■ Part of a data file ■
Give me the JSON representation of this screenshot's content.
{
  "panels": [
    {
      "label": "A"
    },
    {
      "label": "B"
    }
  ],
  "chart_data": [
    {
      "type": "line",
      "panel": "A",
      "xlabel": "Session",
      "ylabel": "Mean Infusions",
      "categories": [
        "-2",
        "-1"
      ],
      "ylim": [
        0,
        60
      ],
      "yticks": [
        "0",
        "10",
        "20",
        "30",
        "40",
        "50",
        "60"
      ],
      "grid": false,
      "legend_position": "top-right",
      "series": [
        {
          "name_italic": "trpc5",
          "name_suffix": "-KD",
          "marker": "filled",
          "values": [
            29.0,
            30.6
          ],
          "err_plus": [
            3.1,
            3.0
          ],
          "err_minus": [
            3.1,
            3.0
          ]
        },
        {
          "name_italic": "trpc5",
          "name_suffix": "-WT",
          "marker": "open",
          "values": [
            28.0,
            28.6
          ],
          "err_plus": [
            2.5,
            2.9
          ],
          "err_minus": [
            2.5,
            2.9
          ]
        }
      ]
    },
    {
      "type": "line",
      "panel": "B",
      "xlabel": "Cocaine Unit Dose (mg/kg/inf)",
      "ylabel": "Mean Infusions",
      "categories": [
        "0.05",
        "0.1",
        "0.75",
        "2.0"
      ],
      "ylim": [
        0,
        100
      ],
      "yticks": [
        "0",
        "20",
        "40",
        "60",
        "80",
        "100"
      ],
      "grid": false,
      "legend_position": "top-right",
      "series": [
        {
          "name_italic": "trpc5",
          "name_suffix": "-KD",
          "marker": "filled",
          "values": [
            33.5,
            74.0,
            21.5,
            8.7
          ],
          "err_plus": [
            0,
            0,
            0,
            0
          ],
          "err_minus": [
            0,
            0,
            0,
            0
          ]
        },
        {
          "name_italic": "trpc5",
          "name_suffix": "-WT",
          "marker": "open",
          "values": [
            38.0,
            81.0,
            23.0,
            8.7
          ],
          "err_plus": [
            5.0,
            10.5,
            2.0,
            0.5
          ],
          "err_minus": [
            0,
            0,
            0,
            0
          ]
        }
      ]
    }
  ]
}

■ BRIEF ■
Write the entire listing out again, word for word.

■ WRITTEN SOLUTION ■
Give me the JSON representation of this screenshot's content.
{
  "panels": [
    {
      "label": "A"
    },
    {
      "label": "B"
    }
  ],
  "chart_data": [
    {
      "type": "line",
      "panel": "A",
      "xlabel": "Session",
      "ylabel": "Mean Infusions",
      "categories": [
        "-2",
        "-1"
      ],
      "ylim": [
        0,
        60
      ],
      "yticks": [
        "0",
        "10",
        "20",
        "30",
        "40",
        "50",
        "60"
      ],
      "grid": false,
      "legend_position": "top-right",
      "series": [
        {
          "name_italic": "trpc5",
          "name_suffix": "-KD",
          "marker": "filled",
          "values": [
            29.0,
            30.6
          ],
          "err_plus": [
            3.1,
            3.0
          ],
          "err_minus": [
            3.1,
            3.0
          ]
        },
        {
          "name_italic": "trpc5",
          "name_suffix": "-WT",
          "marker": "open",
          "values": [
            28.0,
            28.6
          ],
          "err_plus": [
            2.5,
            2.9
          ],
          "err_minus": [
            2.5,
            2.9
          ]
        }
      ]
    },
    {
      "type": "line",
      "panel": "B",
      "xlabel": "Cocaine Unit Dose (mg/kg/inf)",
      "ylabel": "Mean Infusions",
      "categories": [
        "0.05",
        "0.1",
        "0.75",
        "2.0"
      ],
      "ylim": [
        0,
        100
      ],
      "yticks": [
        "0",
        "20",
        "40",
        "60",
        "80",
        "100"
      ],
      "grid": false,
      "legend_position": "top-right",
      "series": [
        {
          "name_italic": "trpc5",
          "name_suffix": "-KD",
          "marker": "filled",
          "values": [
            33.5,
            74.0,
            21.5,
            8.7
          ],
          "err_plus": [
            0,
            0,
            0,
            0
          ],
          "err_minus": [
            0,
            0,
            0,
            0
          ]
        },
        {
          "name_italic": "trpc5",
          "name_suffix": "-WT",
          "marker": "open",
          "values": [
            38.0,
            81.0,
            23.0,
            8.7
          ],
          "err_plus": [
            5.0,
            10.5,
            2.0,
            0.5
          ],
          "err_minus": [
            0,
            0,
            0,
            0
          ]
        }
      ]
    }
  ]
}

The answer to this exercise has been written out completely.